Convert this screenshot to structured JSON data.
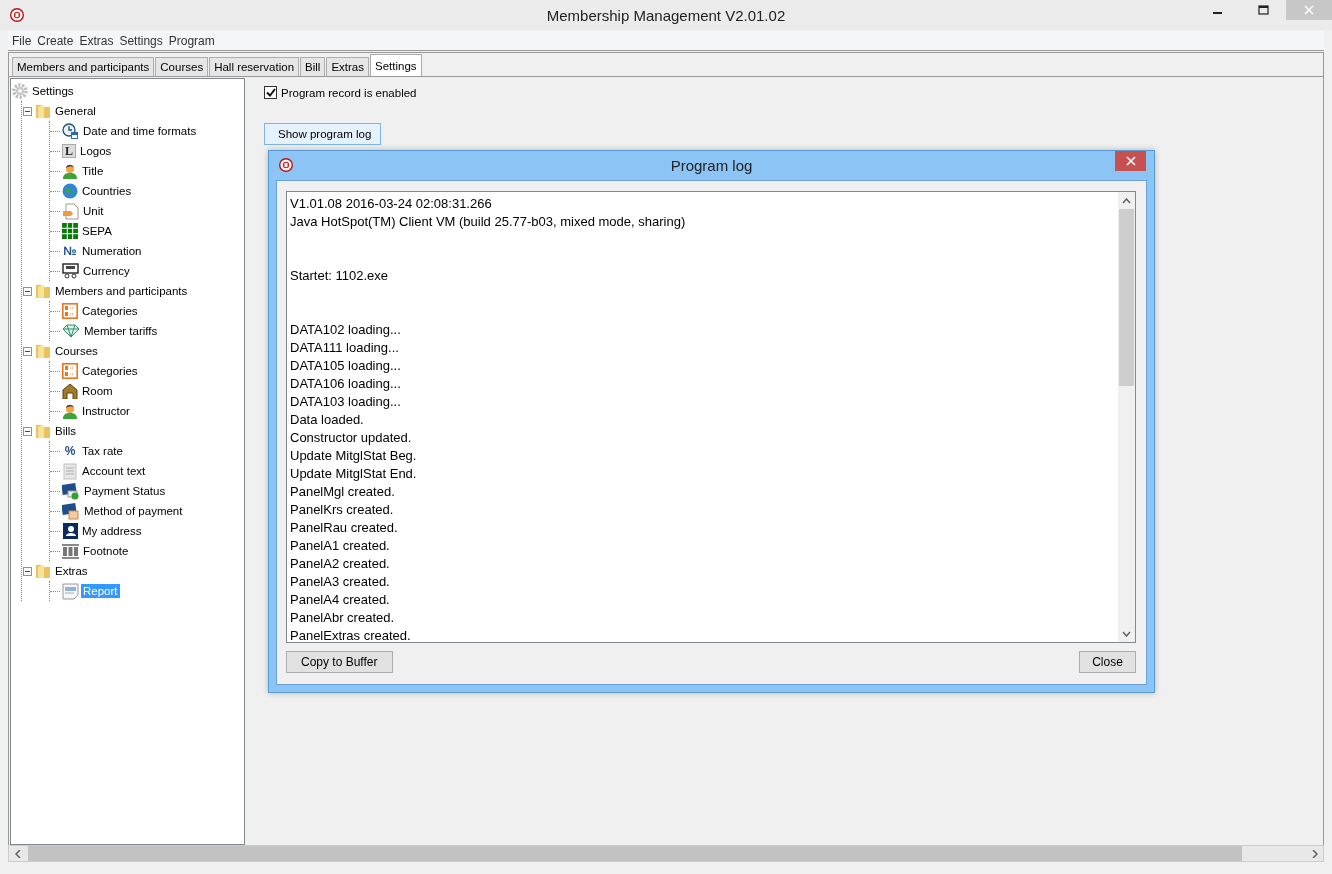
{
  "window": {
    "title": "Membership Management V2.01.02"
  },
  "menu": [
    "File",
    "Create",
    "Extras",
    "Settings",
    "Program"
  ],
  "tabs": [
    {
      "label": "Members and participants",
      "selected": false
    },
    {
      "label": "Courses",
      "selected": false
    },
    {
      "label": "Hall reservation",
      "selected": false
    },
    {
      "label": "Bill",
      "selected": false
    },
    {
      "label": "Extras",
      "selected": false
    },
    {
      "label": "Settings",
      "selected": true
    }
  ],
  "tree": {
    "label": "Settings",
    "children": [
      {
        "label": "General",
        "expanded": true,
        "children": [
          {
            "label": "Date and time formats",
            "selected": false
          },
          {
            "label": "Logos",
            "glyph": "L",
            "selected": false
          },
          {
            "label": "Title",
            "selected": false
          },
          {
            "label": "Countries",
            "selected": false
          },
          {
            "label": "Unit",
            "selected": false
          },
          {
            "label": "SEPA",
            "selected": false
          },
          {
            "label": "Numeration",
            "glyph": "№",
            "selected": false
          },
          {
            "label": "Currency",
            "selected": false
          }
        ]
      },
      {
        "label": "Members and participants",
        "expanded": true,
        "children": [
          {
            "label": "Categories",
            "selected": false
          },
          {
            "label": "Member tariffs",
            "selected": false
          }
        ]
      },
      {
        "label": "Courses",
        "expanded": true,
        "children": [
          {
            "label": "Categories",
            "selected": false
          },
          {
            "label": "Room",
            "selected": false
          },
          {
            "label": "Instructor",
            "selected": false
          }
        ]
      },
      {
        "label": "Bills",
        "expanded": true,
        "children": [
          {
            "label": "Tax rate",
            "glyph": "%",
            "selected": false
          },
          {
            "label": "Account text",
            "selected": false
          },
          {
            "label": "Payment Status",
            "selected": false
          },
          {
            "label": "Method of payment",
            "selected": false
          },
          {
            "label": "My address",
            "selected": false
          },
          {
            "label": "Footnote",
            "selected": false
          }
        ]
      },
      {
        "label": "Extras",
        "expanded": true,
        "children": [
          {
            "label": "Report",
            "selected": true
          }
        ]
      }
    ]
  },
  "settings": {
    "program_record": {
      "label": "Program record is enabled",
      "checked": true
    },
    "show_log_button": "Show program log"
  },
  "dialog": {
    "title": "Program log",
    "log_blocks": [
      [
        "V1.01.08 2016-03-24 02:08:31.266",
        "Java HotSpot(TM) Client VM (build 25.77-b03, mixed mode, sharing)"
      ],
      [
        "Startet: 1102.exe"
      ],
      [
        "DATA102 loading...",
        "DATA111 loading...",
        "DATA105 loading...",
        "DATA106 loading...",
        "DATA103 loading...",
        "Data loaded.",
        "Constructor updated.",
        "Update MitglStat Beg.",
        "Update MitglStat End.",
        "PanelMgl created.",
        "PanelKrs created.",
        "PanelRau created.",
        "PanelA1 created.",
        "PanelA2 created.",
        "PanelA3 created.",
        "PanelA4 created.",
        "PanelAbr created.",
        "PanelExtras created."
      ]
    ],
    "buttons": [
      "Copy to Buffer",
      "Close"
    ]
  }
}
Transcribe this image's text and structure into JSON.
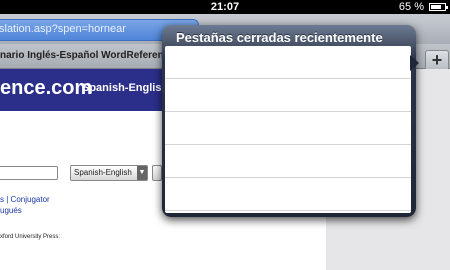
{
  "status": {
    "time": "21:07",
    "battery": "65 %"
  },
  "browser": {
    "url": "slation.asp?spen=hornear",
    "tab_title": "nario Inglés-Español WordReferen",
    "add_tab_glyph": "+"
  },
  "page": {
    "logo": "ence.com",
    "dictionary": "Spanish-English",
    "lang_select": "Spanish-English",
    "links": {
      "line1_a": "s |",
      "line1_b": "Conjugator",
      "line2": "ugués"
    },
    "oxford": "xford University Press:"
  },
  "popover": {
    "title": "Pestañas cerradas recientemente",
    "rows": [
      "",
      "",
      "",
      "",
      ""
    ]
  },
  "colors": {
    "accent_blue": "#4f85d9",
    "wr_header": "#2b2f8a",
    "popover_bg": "#1f2737"
  }
}
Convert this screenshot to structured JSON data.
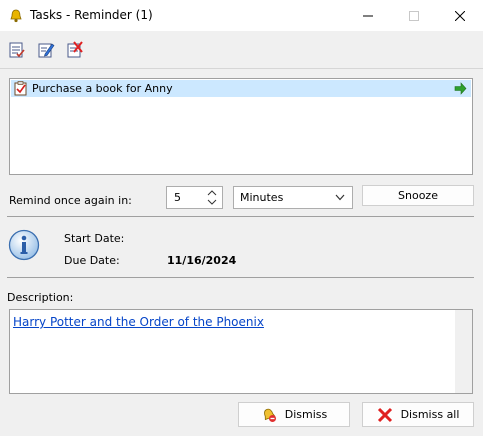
{
  "window": {
    "title": "Tasks - Reminder (1)"
  },
  "toolbar": {
    "icons": [
      "open-task-icon",
      "edit-task-icon",
      "delete-task-icon"
    ]
  },
  "tasks": [
    {
      "label": "Purchase a book for Anny"
    }
  ],
  "remind": {
    "label": "Remind once again in:",
    "amount": "5",
    "unit": "Minutes",
    "snooze_label": "Snooze"
  },
  "details": {
    "start_label": "Start Date:",
    "due_label": "Due Date:",
    "due_value": "11/16/2024"
  },
  "description": {
    "label": "Description:",
    "link_text": "Harry Potter and the Order of the Phoenix"
  },
  "buttons": {
    "dismiss": "Dismiss",
    "dismiss_all": "Dismiss all"
  },
  "colors": {
    "selection": "#cce8ff",
    "link": "#0645c8",
    "arrow_green": "#2ea02e"
  }
}
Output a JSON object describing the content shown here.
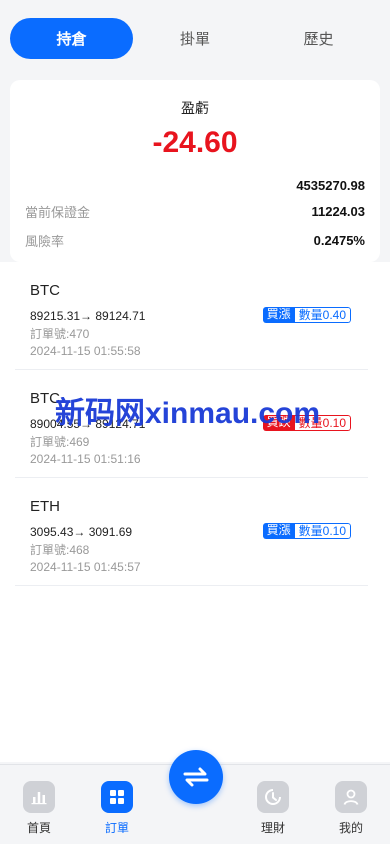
{
  "tabs": [
    "持倉",
    "掛單",
    "歷史"
  ],
  "summary": {
    "pl_label": "盈虧",
    "pl_value": "-24.60",
    "total_value": "4535270.98",
    "margin_label": "當前保證金",
    "margin_value": "11224.03",
    "risk_label": "風險率",
    "risk_value": "0.2475%"
  },
  "orders": [
    {
      "symbol": "BTC",
      "price": "89215.31→ 89124.71",
      "order_no": "訂單號:470",
      "time": "2024-11-15 01:55:58",
      "side": "買漲",
      "qty": "數量0.40",
      "color": "blue"
    },
    {
      "symbol": "BTC",
      "price": "89004.55→ 89124.71",
      "order_no": "訂單號:469",
      "time": "2024-11-15 01:51:16",
      "side": "買跌",
      "qty": "數量0.10",
      "color": "red"
    },
    {
      "symbol": "ETH",
      "price": "3095.43→ 3091.69",
      "order_no": "訂單號:468",
      "time": "2024-11-15 01:45:57",
      "side": "買漲",
      "qty": "數量0.10",
      "color": "blue"
    }
  ],
  "watermark": "新码网xinmau.com",
  "nav": {
    "home": "首頁",
    "orders": "訂單",
    "finance": "理財",
    "mine": "我的"
  },
  "colors": {
    "accent": "#0a6cff",
    "loss": "#e8141e",
    "muted": "#999999"
  }
}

▶ **SHORT PROBLEM**: Give back all entries exactly. No pictures belong in the copy.

▶ **RESPONSE**:
Convert this screenshot to structured JSON data.
{
  "window": {
    "title": "Membership Management V2.01.02"
  },
  "menu": [
    "File",
    "Create",
    "Extras",
    "Settings",
    "Program"
  ],
  "tabs": [
    {
      "label": "Members and participants",
      "selected": false
    },
    {
      "label": "Courses",
      "selected": false
    },
    {
      "label": "Hall reservation",
      "selected": false
    },
    {
      "label": "Bill",
      "selected": false
    },
    {
      "label": "Extras",
      "selected": false
    },
    {
      "label": "Settings",
      "selected": true
    }
  ],
  "tree": {
    "label": "Settings",
    "children": [
      {
        "label": "General",
        "expanded": true,
        "children": [
          {
            "label": "Date and time formats",
            "selected": false
          },
          {
            "label": "Logos",
            "glyph": "L",
            "selected": false
          },
          {
            "label": "Title",
            "selected": false
          },
          {
            "label": "Countries",
            "selected": false
          },
          {
            "label": "Unit",
            "selected": false
          },
          {
            "label": "SEPA",
            "selected": false
          },
          {
            "label": "Numeration",
            "glyph": "№",
            "selected": false
          },
          {
            "label": "Currency",
            "selected": false
          }
        ]
      },
      {
        "label": "Members and participants",
        "expanded": true,
        "children": [
          {
            "label": "Categories",
            "selected": false
          },
          {
            "label": "Member tariffs",
            "selected": false
          }
        ]
      },
      {
        "label": "Courses",
        "expanded": true,
        "children": [
          {
            "label": "Categories",
            "selected": false
          },
          {
            "label": "Room",
            "selected": false
          },
          {
            "label": "Instructor",
            "selected": false
          }
        ]
      },
      {
        "label": "Bills",
        "expanded": true,
        "children": [
          {
            "label": "Tax rate",
            "glyph": "%",
            "selected": false
          },
          {
            "label": "Account text",
            "selected": false
          },
          {
            "label": "Payment Status",
            "selected": false
          },
          {
            "label": "Method of payment",
            "selected": false
          },
          {
            "label": "My address",
            "selected": false
          },
          {
            "label": "Footnote",
            "selected": false
          }
        ]
      },
      {
        "label": "Extras",
        "expanded": true,
        "children": [
          {
            "label": "Report",
            "selected": true
          }
        ]
      }
    ]
  },
  "settings": {
    "program_record": {
      "label": "Program record is enabled",
      "checked": true
    },
    "show_log_button": "Show program log"
  },
  "dialog": {
    "title": "Program log",
    "log_blocks": [
      [
        "V1.01.08 2016-03-24 02:08:31.266",
        "Java HotSpot(TM) Client VM (build 25.77-b03, mixed mode, sharing)"
      ],
      [
        "Startet: 1102.exe"
      ],
      [
        "DATA102 loading...",
        "DATA111 loading...",
        "DATA105 loading...",
        "DATA106 loading...",
        "DATA103 loading...",
        "Data loaded.",
        "Constructor updated.",
        "Update MitglStat Beg.",
        "Update MitglStat End.",
        "PanelMgl created.",
        "PanelKrs created.",
        "PanelRau created.",
        "PanelA1 created.",
        "PanelA2 created.",
        "PanelA3 created.",
        "PanelA4 created.",
        "PanelAbr created.",
        "PanelExtras created."
      ]
    ],
    "buttons": [
      "Copy to Buffer",
      "Close"
    ]
  }
}
Transcribe this image's text and structure into JSON.
{
  "status": {
    "time": "21:07",
    "battery": "65 %"
  },
  "browser": {
    "url": "slation.asp?spen=hornear",
    "tab_title": "nario Inglés-Español WordReferen",
    "add_tab_glyph": "+"
  },
  "page": {
    "logo": "ence.com",
    "dictionary": "Spanish-English",
    "lang_select": "Spanish-English",
    "links": {
      "line1_a": "s |",
      "line1_b": "Conjugator",
      "line2": "ugués"
    },
    "oxford": "xford University Press:"
  },
  "popover": {
    "title": "Pestañas cerradas recientemente",
    "rows": [
      "",
      "",
      "",
      "",
      ""
    ]
  },
  "colors": {
    "accent_blue": "#4f85d9",
    "wr_header": "#2b2f8a",
    "popover_bg": "#1f2737"
  }
}
Convert this screenshot to structured JSON data.
{
  "window": {
    "title": "Tasks - Reminder (1)"
  },
  "toolbar": {
    "icons": [
      "open-task-icon",
      "edit-task-icon",
      "delete-task-icon"
    ]
  },
  "tasks": [
    {
      "label": "Purchase a book for Anny"
    }
  ],
  "remind": {
    "label": "Remind once again in:",
    "amount": "5",
    "unit": "Minutes",
    "snooze_label": "Snooze"
  },
  "details": {
    "start_label": "Start Date:",
    "due_label": "Due Date:",
    "due_value": "11/16/2024"
  },
  "description": {
    "label": "Description:",
    "link_text": "Harry Potter and the Order of the Phoenix"
  },
  "buttons": {
    "dismiss": "Dismiss",
    "dismiss_all": "Dismiss all"
  },
  "colors": {
    "selection": "#cce8ff",
    "link": "#0645c8",
    "arrow_green": "#2ea02e"
  }
}
Output a JSON object describing the content shown here.
{
  "tabs": [
    "持倉",
    "掛單",
    "歷史"
  ],
  "summary": {
    "pl_label": "盈虧",
    "pl_value": "-24.60",
    "total_value": "4535270.98",
    "margin_label": "當前保證金",
    "margin_value": "11224.03",
    "risk_label": "風險率",
    "risk_value": "0.2475%"
  },
  "orders": [
    {
      "symbol": "BTC",
      "price": "89215.31→ 89124.71",
      "order_no": "訂單號:470",
      "time": "2024-11-15 01:55:58",
      "side": "買漲",
      "qty": "數量0.40",
      "color": "blue"
    },
    {
      "symbol": "BTC",
      "price": "89004.55→ 89124.71",
      "order_no": "訂單號:469",
      "time": "2024-11-15 01:51:16",
      "side": "買跌",
      "qty": "數量0.10",
      "color": "red"
    },
    {
      "symbol": "ETH",
      "price": "3095.43→ 3091.69",
      "order_no": "訂單號:468",
      "time": "2024-11-15 01:45:57",
      "side": "買漲",
      "qty": "數量0.10",
      "color": "blue"
    }
  ],
  "watermark": "新码网xinmau.com",
  "nav": {
    "home": "首頁",
    "orders": "訂單",
    "finance": "理財",
    "mine": "我的"
  },
  "colors": {
    "accent": "#0a6cff",
    "loss": "#e8141e",
    "muted": "#999999"
  }
}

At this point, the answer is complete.